* REQUEST *
Among the following entries, count the lines that contain "輸入物価指数" and report only the result.

* INFORMATION PROVIDED *
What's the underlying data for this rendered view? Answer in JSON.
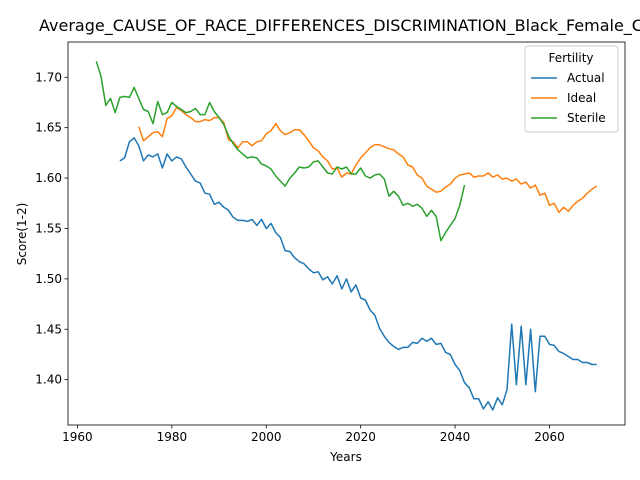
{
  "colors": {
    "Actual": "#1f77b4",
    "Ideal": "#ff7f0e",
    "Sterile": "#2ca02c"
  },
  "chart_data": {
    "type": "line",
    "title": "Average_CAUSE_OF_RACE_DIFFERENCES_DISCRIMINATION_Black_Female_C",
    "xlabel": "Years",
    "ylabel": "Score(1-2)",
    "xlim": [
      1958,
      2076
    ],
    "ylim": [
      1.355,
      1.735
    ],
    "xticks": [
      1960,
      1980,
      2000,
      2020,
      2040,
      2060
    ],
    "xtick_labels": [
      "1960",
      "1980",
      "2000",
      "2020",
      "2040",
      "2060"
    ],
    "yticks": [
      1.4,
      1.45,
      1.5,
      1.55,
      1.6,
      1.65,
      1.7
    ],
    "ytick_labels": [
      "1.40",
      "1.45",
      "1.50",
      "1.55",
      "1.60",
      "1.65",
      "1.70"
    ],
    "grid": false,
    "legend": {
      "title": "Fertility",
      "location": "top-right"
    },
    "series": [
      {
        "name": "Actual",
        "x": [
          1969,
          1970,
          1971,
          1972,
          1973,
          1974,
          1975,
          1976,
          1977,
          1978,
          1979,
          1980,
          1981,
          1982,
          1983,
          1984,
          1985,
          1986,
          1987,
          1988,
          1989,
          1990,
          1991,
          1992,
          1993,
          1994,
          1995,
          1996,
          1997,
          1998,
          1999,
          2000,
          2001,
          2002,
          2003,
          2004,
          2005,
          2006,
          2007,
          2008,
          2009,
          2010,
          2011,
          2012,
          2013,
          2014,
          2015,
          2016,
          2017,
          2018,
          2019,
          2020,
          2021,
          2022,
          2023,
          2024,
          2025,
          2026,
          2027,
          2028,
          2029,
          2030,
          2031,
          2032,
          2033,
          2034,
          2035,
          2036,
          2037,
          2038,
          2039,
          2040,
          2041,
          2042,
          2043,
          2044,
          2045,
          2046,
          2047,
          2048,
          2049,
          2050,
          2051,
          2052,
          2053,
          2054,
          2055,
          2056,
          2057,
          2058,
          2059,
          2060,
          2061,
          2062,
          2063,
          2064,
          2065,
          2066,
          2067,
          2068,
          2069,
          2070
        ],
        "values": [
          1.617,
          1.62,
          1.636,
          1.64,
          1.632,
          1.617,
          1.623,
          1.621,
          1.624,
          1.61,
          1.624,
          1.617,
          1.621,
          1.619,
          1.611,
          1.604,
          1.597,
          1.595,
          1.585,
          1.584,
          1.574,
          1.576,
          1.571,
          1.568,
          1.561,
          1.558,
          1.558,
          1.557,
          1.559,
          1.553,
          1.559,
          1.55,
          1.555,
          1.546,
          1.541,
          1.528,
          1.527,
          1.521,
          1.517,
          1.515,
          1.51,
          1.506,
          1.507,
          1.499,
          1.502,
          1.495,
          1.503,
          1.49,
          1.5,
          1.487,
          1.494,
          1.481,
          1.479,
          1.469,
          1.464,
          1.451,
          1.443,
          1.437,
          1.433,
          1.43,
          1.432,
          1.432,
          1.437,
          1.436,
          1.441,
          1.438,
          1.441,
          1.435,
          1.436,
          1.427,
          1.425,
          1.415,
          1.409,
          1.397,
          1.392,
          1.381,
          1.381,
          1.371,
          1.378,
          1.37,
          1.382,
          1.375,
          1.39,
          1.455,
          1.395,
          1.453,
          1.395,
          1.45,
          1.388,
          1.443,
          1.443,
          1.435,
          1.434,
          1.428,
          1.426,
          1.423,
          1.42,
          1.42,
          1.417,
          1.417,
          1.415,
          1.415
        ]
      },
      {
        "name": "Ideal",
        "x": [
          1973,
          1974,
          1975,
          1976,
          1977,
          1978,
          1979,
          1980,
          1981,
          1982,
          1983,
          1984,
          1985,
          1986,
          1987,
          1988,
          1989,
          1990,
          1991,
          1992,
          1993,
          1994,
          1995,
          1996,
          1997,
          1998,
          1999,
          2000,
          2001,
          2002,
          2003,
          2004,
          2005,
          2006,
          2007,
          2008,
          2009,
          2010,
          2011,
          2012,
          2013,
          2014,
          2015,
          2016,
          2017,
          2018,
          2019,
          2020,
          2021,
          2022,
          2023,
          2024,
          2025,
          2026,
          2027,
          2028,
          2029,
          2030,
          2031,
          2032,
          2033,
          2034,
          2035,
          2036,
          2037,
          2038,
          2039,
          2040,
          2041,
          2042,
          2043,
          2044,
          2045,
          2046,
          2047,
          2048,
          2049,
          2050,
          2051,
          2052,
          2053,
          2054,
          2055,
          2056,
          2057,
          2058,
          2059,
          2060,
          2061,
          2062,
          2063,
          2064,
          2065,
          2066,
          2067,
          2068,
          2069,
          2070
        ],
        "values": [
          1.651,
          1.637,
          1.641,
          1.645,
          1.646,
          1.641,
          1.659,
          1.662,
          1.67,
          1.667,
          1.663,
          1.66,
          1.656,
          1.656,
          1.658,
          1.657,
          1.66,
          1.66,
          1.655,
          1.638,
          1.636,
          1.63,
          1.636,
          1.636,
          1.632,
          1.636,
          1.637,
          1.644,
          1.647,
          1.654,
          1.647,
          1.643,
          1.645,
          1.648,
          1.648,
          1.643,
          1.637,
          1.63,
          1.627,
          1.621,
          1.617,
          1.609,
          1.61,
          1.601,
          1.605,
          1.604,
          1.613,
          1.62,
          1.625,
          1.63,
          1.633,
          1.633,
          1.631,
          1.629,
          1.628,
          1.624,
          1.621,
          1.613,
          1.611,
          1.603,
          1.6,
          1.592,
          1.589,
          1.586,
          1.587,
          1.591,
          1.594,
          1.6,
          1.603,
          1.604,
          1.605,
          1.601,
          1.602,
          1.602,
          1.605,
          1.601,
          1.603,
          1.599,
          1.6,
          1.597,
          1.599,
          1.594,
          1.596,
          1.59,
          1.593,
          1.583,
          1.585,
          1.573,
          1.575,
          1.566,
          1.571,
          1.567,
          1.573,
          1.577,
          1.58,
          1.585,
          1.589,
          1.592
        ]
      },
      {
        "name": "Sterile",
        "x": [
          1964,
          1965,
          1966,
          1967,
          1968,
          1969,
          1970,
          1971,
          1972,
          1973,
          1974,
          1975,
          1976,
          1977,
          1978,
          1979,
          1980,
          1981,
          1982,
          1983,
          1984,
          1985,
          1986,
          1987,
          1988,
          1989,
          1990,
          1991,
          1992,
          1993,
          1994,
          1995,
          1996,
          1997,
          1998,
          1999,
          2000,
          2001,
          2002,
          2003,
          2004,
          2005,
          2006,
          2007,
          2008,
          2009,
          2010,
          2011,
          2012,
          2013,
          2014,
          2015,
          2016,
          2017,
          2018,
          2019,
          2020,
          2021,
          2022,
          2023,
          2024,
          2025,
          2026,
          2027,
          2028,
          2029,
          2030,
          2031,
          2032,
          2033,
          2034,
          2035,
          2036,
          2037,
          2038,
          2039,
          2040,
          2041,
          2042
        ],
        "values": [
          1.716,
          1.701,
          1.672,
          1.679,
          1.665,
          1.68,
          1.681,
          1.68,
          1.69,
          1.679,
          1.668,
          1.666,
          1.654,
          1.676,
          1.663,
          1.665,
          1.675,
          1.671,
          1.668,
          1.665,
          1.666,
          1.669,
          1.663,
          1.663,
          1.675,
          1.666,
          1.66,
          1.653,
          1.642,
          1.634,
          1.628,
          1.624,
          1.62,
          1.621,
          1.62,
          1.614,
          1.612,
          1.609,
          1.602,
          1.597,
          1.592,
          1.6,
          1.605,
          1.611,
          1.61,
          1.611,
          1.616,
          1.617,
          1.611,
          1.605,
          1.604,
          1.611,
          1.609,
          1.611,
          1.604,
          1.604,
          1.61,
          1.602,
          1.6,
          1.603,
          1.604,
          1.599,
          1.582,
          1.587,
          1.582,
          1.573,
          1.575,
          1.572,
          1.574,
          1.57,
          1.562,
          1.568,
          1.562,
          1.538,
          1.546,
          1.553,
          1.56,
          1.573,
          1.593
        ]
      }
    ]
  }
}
==
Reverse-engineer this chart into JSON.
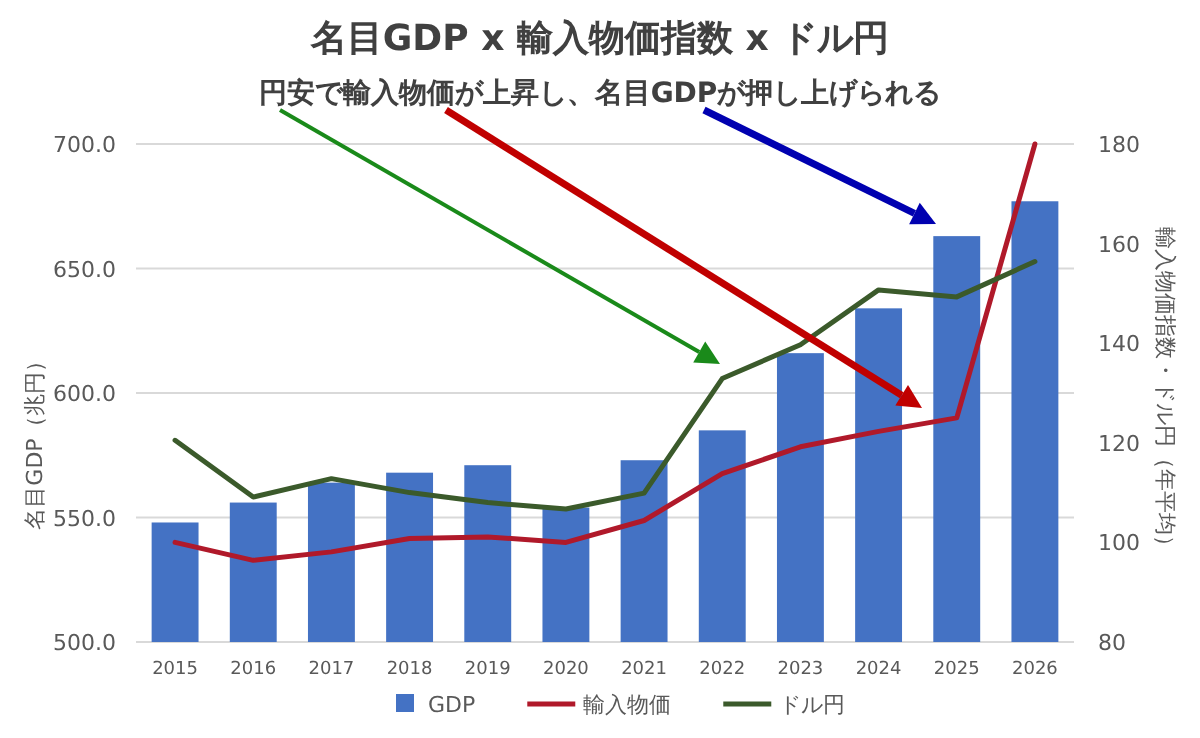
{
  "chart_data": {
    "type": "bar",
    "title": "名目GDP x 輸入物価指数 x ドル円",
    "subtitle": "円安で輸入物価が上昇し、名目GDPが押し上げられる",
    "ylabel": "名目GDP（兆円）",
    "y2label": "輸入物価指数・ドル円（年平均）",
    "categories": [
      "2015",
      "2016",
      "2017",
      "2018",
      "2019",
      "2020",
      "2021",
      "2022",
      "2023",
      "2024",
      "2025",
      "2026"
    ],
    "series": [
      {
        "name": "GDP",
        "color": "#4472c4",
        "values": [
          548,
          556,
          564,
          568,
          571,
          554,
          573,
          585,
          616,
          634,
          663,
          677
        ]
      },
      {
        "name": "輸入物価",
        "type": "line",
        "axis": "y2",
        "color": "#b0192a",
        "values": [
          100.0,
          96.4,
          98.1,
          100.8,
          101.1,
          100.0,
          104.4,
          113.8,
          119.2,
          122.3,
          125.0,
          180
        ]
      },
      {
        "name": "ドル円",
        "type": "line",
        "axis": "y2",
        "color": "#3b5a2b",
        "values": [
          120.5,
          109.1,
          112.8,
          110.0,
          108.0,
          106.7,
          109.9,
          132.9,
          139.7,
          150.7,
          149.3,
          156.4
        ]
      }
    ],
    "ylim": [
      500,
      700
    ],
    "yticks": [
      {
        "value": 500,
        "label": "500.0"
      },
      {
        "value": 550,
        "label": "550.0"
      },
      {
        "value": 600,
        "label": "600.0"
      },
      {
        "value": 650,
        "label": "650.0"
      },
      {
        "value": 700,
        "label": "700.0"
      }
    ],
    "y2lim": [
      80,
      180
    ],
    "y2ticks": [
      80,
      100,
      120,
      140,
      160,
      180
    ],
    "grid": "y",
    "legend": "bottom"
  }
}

* CORRECT RESPONSE *
2